Given task:
The listing below is to be output in its exact form.

Stored records:
** start **

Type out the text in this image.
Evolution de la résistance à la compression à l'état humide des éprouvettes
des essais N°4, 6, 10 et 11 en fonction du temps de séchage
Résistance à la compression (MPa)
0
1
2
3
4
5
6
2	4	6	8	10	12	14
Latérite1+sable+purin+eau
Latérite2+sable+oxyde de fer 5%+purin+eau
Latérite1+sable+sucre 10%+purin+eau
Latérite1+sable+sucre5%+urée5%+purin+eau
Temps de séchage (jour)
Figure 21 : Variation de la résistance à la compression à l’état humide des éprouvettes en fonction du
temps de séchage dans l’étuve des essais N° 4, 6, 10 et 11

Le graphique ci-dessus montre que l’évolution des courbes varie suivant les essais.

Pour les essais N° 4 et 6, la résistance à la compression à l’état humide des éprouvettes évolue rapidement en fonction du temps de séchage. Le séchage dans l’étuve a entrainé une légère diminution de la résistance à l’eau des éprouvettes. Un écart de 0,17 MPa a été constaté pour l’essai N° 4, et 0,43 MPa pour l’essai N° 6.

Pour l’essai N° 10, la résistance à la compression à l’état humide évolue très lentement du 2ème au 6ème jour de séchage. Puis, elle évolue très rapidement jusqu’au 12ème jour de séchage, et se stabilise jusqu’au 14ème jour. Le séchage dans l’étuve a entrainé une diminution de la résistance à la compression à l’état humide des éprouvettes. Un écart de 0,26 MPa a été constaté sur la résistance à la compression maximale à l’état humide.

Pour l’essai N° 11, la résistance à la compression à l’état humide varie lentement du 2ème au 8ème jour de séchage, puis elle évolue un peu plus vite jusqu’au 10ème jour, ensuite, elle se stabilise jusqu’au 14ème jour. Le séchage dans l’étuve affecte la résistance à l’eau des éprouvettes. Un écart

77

** end **

Task result:
Type out the text in this image.
Evolution de la résistance à la compression à l'état humide des éprouvettes
des essais N°4, 6, 10 et 11 en fonction du temps de séchage
Résistance à la compression (MPa)
0
1
2
3
4
5
6
2	4	6	8	10	12	14
Latérite1+sable+purin+eau
Latérite2+sable+oxyde de fer 5%+purin+eau
Latérite1+sable+sucre 10%+purin+eau
Latérite1+sable+sucre5%+urée5%+purin+eau
Temps de séchage (jour)
Figure 21 : Variation de la résistance à la compression à l’état humide des éprouvettes en fonction du
temps de séchage dans l’étuve des essais N° 4, 6, 10 et 11

Le graphique ci-dessus montre que l’évolution des courbes varie suivant les essais.

Pour les essais N° 4 et 6, la résistance à la compression à l’état humide des éprouvettes évolue rapidement en fonction du temps de séchage. Le séchage dans l’étuve a entrainé une légère diminution de la résistance à l’eau des éprouvettes. Un écart de 0,17 MPa a été constaté pour l’essai N° 4, et 0,43 MPa pour l’essai N° 6.

Pour l’essai N° 10, la résistance à la compression à l’état humide évolue très lentement du 2ème au 6ème jour de séchage. Puis, elle évolue très rapidement jusqu’au 12ème jour de séchage, et se stabilise jusqu’au 14ème jour. Le séchage dans l’étuve a entrainé une diminution de la résistance à la compression à l’état humide des éprouvettes. Un écart de 0,26 MPa a été constaté sur la résistance à la compression maximale à l’état humide.

Pour l’essai N° 11, la résistance à la compression à l’état humide varie lentement du 2ème au 8ème jour de séchage, puis elle évolue un peu plus vite jusqu’au 10ème jour, ensuite, elle se stabilise jusqu’au 14ème jour. Le séchage dans l’étuve affecte la résistance à l’eau des éprouvettes. Un écart

77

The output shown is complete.